• **EXERCISE DESCRIPTION**: Extract every line that contains the string "Land". Letter case counts.

(Records showing where elements appear)
----

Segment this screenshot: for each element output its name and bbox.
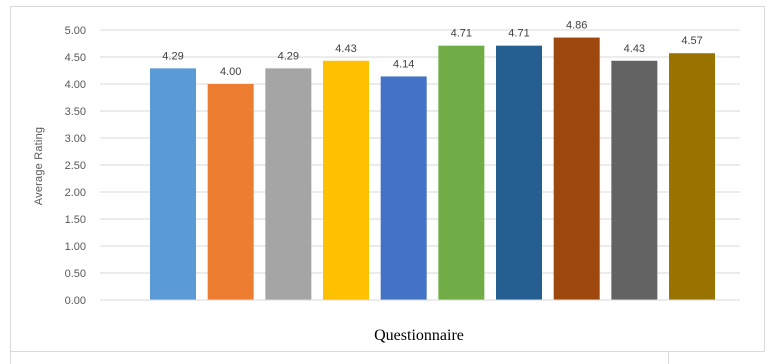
frame-edge-right <box>668 352 669 364</box>
y-tick-label: 1.50 <box>65 214 86 226</box>
y-tick-label: 4.50 <box>65 52 86 64</box>
data-label: 4.29 <box>278 50 299 62</box>
y-tick-label: 4.00 <box>65 79 86 91</box>
x-axis-label: Questionnaire <box>374 327 464 344</box>
bar <box>553 37 600 301</box>
data-label: 4.00 <box>220 66 241 78</box>
y-tick-label: 1.00 <box>65 241 86 253</box>
frame-edge-left <box>10 352 11 364</box>
data-label: 4.71 <box>508 28 529 40</box>
bar <box>669 53 716 300</box>
y-tick-label: 5.00 <box>65 25 86 37</box>
y-tick-label: 2.50 <box>65 160 86 172</box>
bar <box>150 68 196 300</box>
data-label: 4.71 <box>451 28 472 40</box>
y-tick-label: 3.00 <box>65 133 86 145</box>
y-tick-label: 0.00 <box>65 295 86 307</box>
bar <box>438 45 485 300</box>
bar <box>496 45 543 300</box>
bars <box>150 37 716 301</box>
bar <box>323 60 370 300</box>
data-label: 4.29 <box>162 50 183 62</box>
data-label: 4.86 <box>566 20 587 32</box>
data-label: 4.43 <box>335 43 356 55</box>
y-tick-label: 0.50 <box>65 268 86 280</box>
y-axis-ticks: 0.00 0.50 1.00 1.50 2.00 2.50 3.00 3.50 4.00 4.50… <box>65 25 86 307</box>
bar <box>265 68 312 300</box>
y-tick-label: 2.00 <box>65 187 86 199</box>
data-label: 4.43 <box>624 43 645 55</box>
bar <box>207 84 254 300</box>
bar <box>611 60 658 300</box>
y-axis-label: Average Rating <box>33 127 45 205</box>
data-labels: 4.29 4.00 4.29 4.43 4.14 4.71 4.71 4.86 4.43 4.57 <box>162 20 702 78</box>
bar <box>380 76 427 300</box>
data-label: 4.14 <box>393 58 414 70</box>
data-label: 4.57 <box>681 35 702 47</box>
y-tick-label: 3.50 <box>65 106 86 118</box>
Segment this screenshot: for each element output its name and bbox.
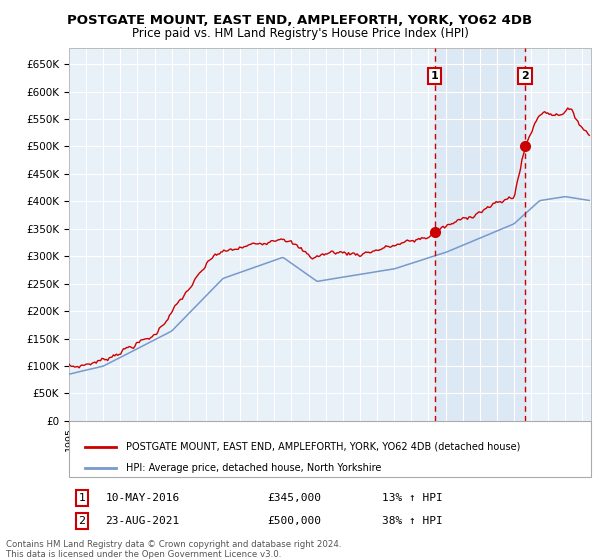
Text: Price paid vs. HM Land Registry's House Price Index (HPI): Price paid vs. HM Land Registry's House … — [131, 27, 469, 40]
Text: POSTGATE MOUNT, EAST END, AMPLEFORTH, YORK, YO62 4DB (detached house): POSTGATE MOUNT, EAST END, AMPLEFORTH, YO… — [127, 442, 521, 451]
Text: HPI: Average price, detached house, North Yorkshire: HPI: Average price, detached house, Nort… — [127, 463, 382, 473]
Text: 2: 2 — [79, 516, 86, 526]
Text: 23-AUG-2021: 23-AUG-2021 — [106, 516, 180, 526]
Text: 1: 1 — [79, 493, 86, 503]
Text: 13% ↑ HPI: 13% ↑ HPI — [382, 493, 443, 503]
Text: 2: 2 — [521, 71, 529, 81]
Text: £500,000: £500,000 — [268, 516, 322, 526]
Text: 10-MAY-2016: 10-MAY-2016 — [106, 493, 180, 503]
Text: POSTGATE MOUNT, EAST END, AMPLEFORTH, YORK, YO62 4DB: POSTGATE MOUNT, EAST END, AMPLEFORTH, YO… — [67, 14, 533, 27]
Text: 38% ↑ HPI: 38% ↑ HPI — [382, 516, 443, 526]
Text: £345,000: £345,000 — [268, 493, 322, 503]
Bar — [434, 48, 525, 421]
FancyBboxPatch shape — [69, 421, 591, 477]
Text: Contains HM Land Registry data © Crown copyright and database right 2024.
This d: Contains HM Land Registry data © Crown c… — [6, 540, 341, 559]
Text: 1: 1 — [431, 71, 439, 81]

----

• **REPLY**:
Text: Price paid vs. HM Land Registry's House Price Index (HPI): Price paid vs. HM Land Registry's House … — [131, 27, 469, 40]
Text: Contains HM Land Registry data © Crown copyright and database right 2024.
This d: Contains HM Land Registry data © Crown c… — [6, 540, 341, 559]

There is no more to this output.